→ **THE TASK**
Search the material below for the string "intercultural" and list each line that holds it.

→ **GIVEN RECORDS**
● ● ● ● ● ● ●

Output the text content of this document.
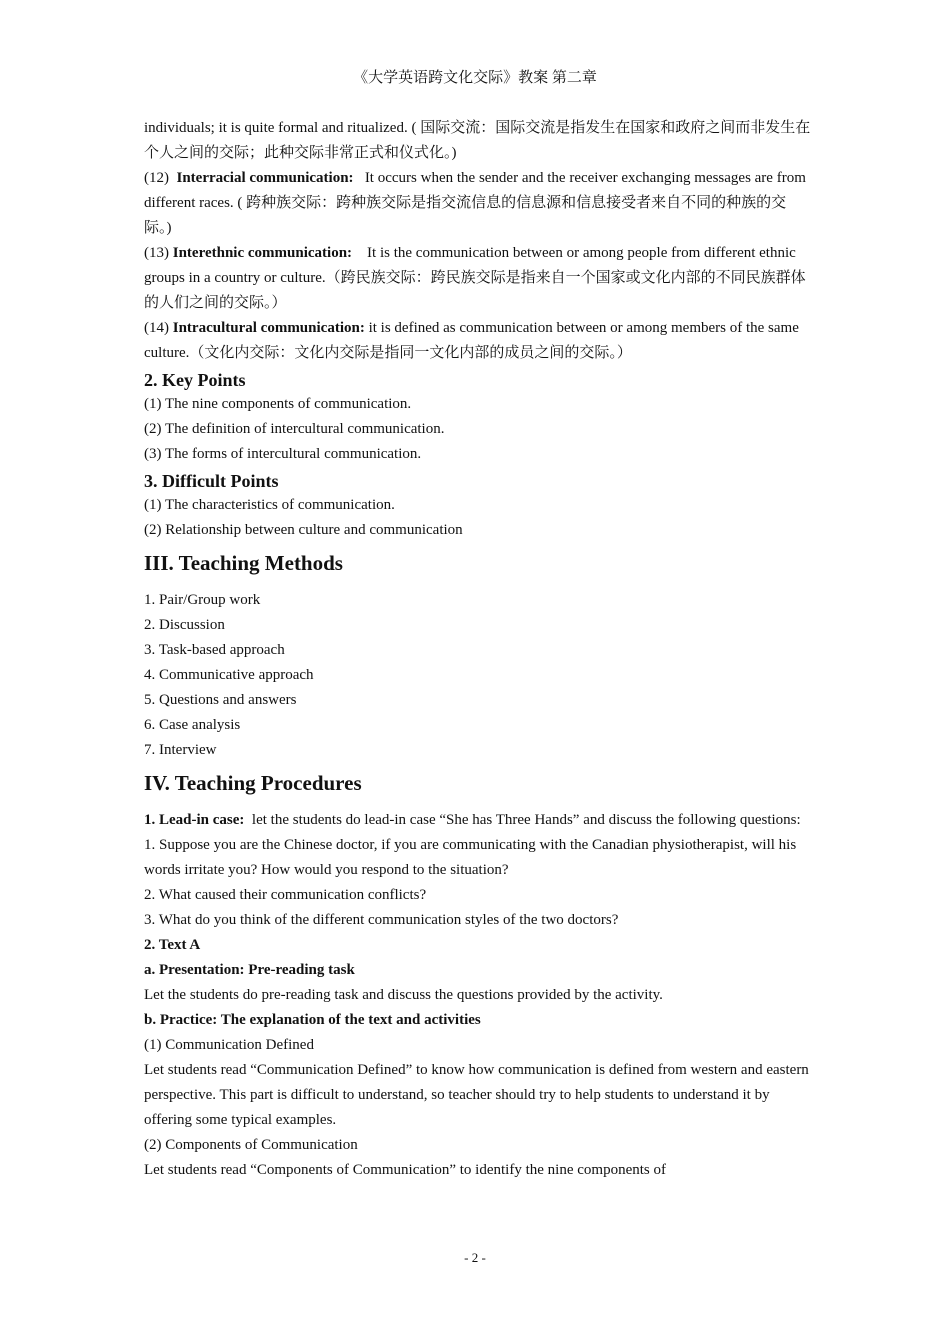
《大学英语跨文化交际》教案 第二章

individuals; it is quite formal and ritualized. ( 国际交流：国际交流是指发生在国家和政府之间而非发生在个人之间的交际；此种交际非常正式和仪式化。)

(12) Interracial communication: It occurs when the sender and the receiver exchanging messages are from different races. ( 跨种族交际：跨种族交际是指交流信息的信息源和信息接受者来自不同的种族的交际。)

(13) Interethnic communication: It is the communication between or among people from different ethnic groups in a country or culture.（跨民族交际：跨民族交际是指来自一个国家或文化内部的不同民族群体的人们之间的交际。）

(14) Intracultural communication: it is defined as communication between or among members of the same culture.（文化内交际：文化内交际是指同一文化内部的成员之间的交际。）

2. Key Points

(1) The nine components of communication.

(2) The definition of intercultural communication.

(3) The forms of intercultural communication.

3. Difficult Points

(1) The characteristics of communication.

(2) Relationship between culture and communication

III. Teaching Methods

1. Pair/Group work

2. Discussion

3. Task-based approach

4. Communicative approach

5. Questions and answers

6. Case analysis

7. Interview

IV. Teaching Procedures

1. Lead-in case: let the students do lead-in case “She has Three Hands” and discuss the following questions:

1. Suppose you are the Chinese doctor, if you are communicating with the Canadian physiotherapist, will his words irritate you? How would you respond to the situation?

2. What caused their communication conflicts?

3. What do you think of the different communication styles of the two doctors?

2. Text A

a. Presentation: Pre-reading task

Let the students do pre-reading task and discuss the questions provided by the activity.

b. Practice: The explanation of the text and activities

(1) Communication Defined

Let students read “Communication Defined” to know how communication is defined from western and eastern perspective. This part is difficult to understand, so teacher should try to help students to understand it by offering some typical examples.

(2) Components of Communication

Let students read “Components of Communication” to identify the nine components of

- 2 -
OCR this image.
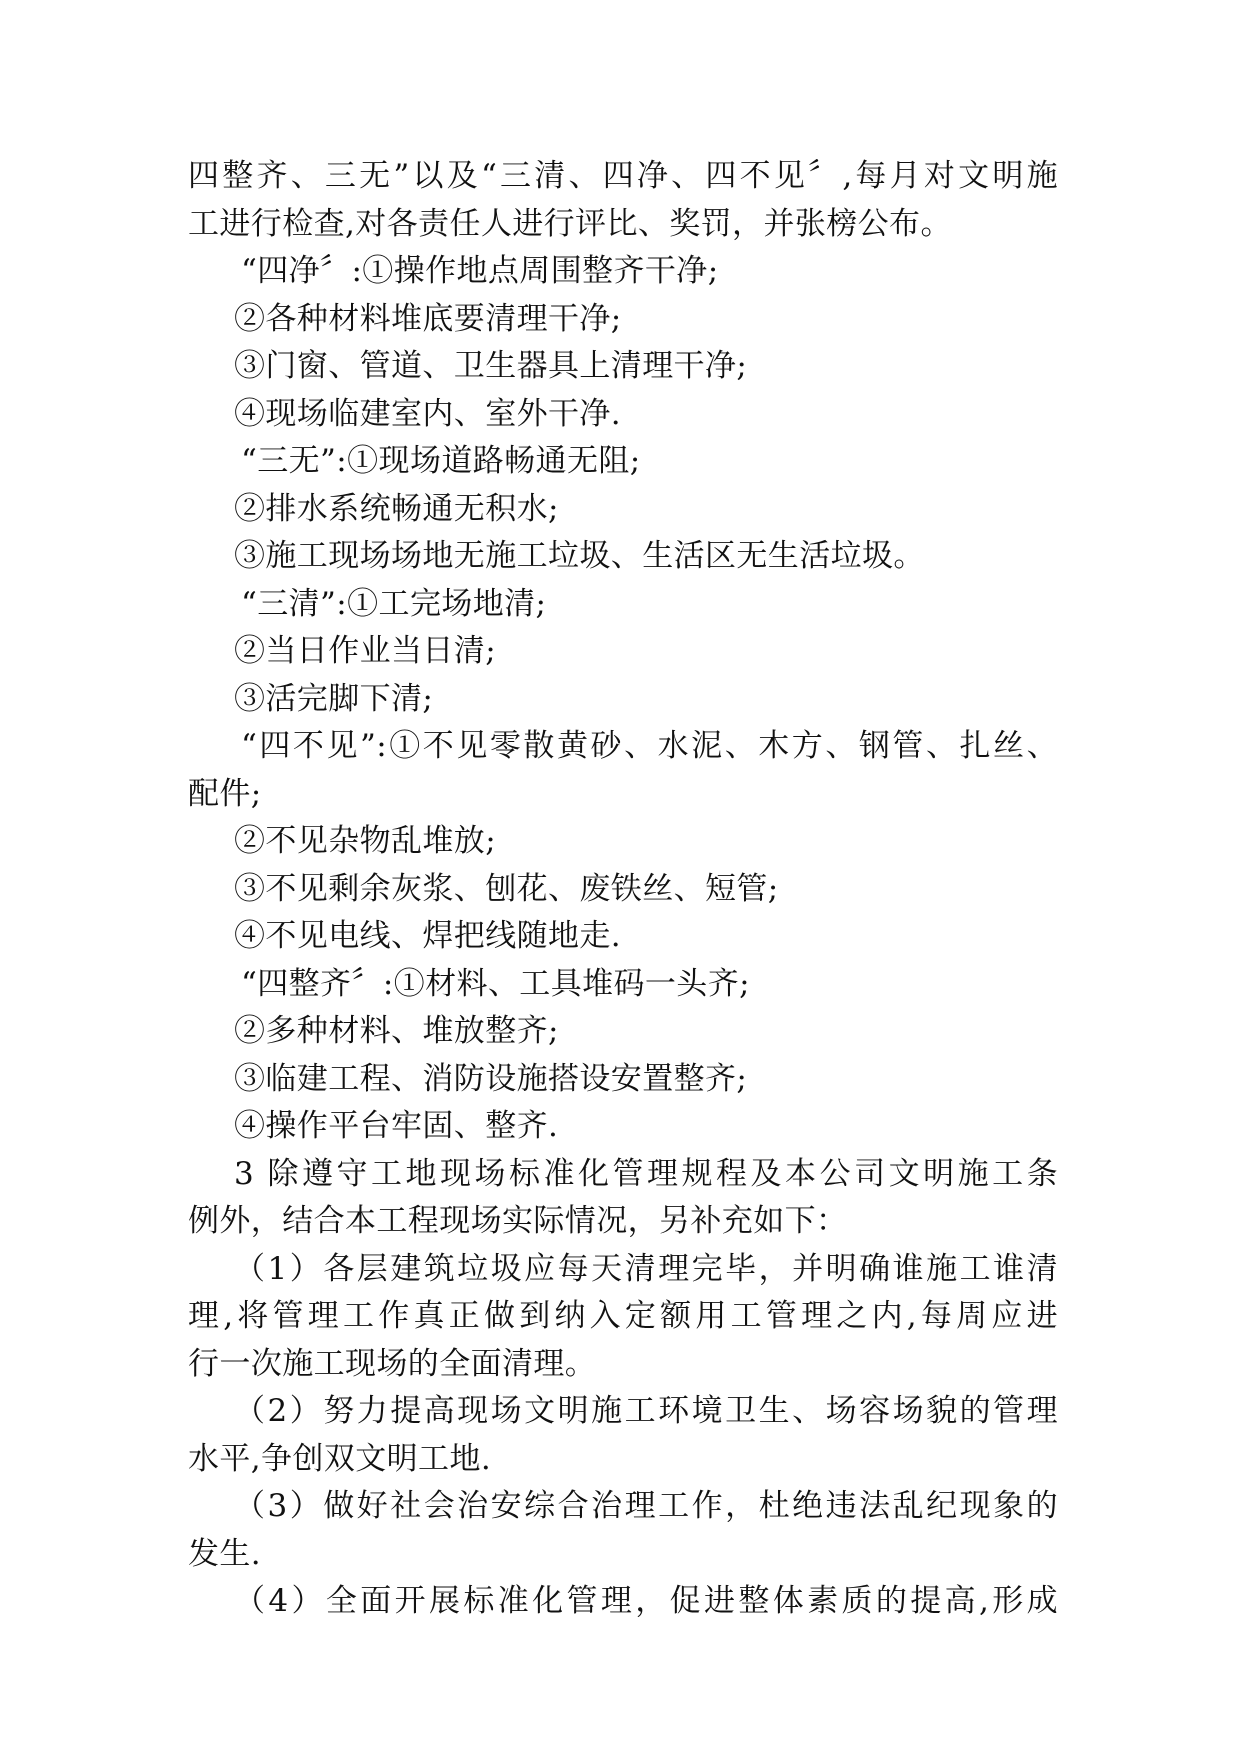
四整齐、三无”以及“三清、四净、四不见〞,每月对文明施
工进行检查,对各责任人进行评比、奖罚，并张榜公布。
“四净〞:①操作地点周围整齐干净;
②各种材料堆底要清理干净;
③门窗、管道、卫生器具上清理干净;
④现场临建室内、室外干净.
“三无”:①现场道路畅通无阻;
②排水系统畅通无积水;
③施工现场场地无施工垃圾、生活区无生活垃圾。
“三清”:①工完场地清;
②当日作业当日清;
③活完脚下清;
“四不见”:①不见零散黄砂、水泥、木方、钢管、扎丝、
配件;
②不见杂物乱堆放;
③不见剩余灰浆、刨花、废铁丝、短管;
④不见电线、焊把线随地走.
“四整齐〞:①材料、工具堆码一头齐;
②多种材料、堆放整齐;
③临建工程、消防设施搭设安置整齐;
④操作平台牢固、整齐.
3 除遵守工地现场标准化管理规程及本公司文明施工条
例外，结合本工程现场实际情况，另补充如下：
（1）各层建筑垃圾应每天清理完毕，并明确谁施工谁清
理,将管理工作真正做到纳入定额用工管理之内,每周应进
行一次施工现场的全面清理。
（2）努力提高现场文明施工环境卫生、场容场貌的管理
水平,争创双文明工地.
（3）做好社会治安综合治理工作，杜绝违法乱纪现象的
发生.
（4）全面开展标准化管理，促进整体素质的提高,形成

● ● ● ● ● ● ●

→ **TASK ANSWER**
(2) The definition of intercultural communication.
(3) The forms of intercultural communication.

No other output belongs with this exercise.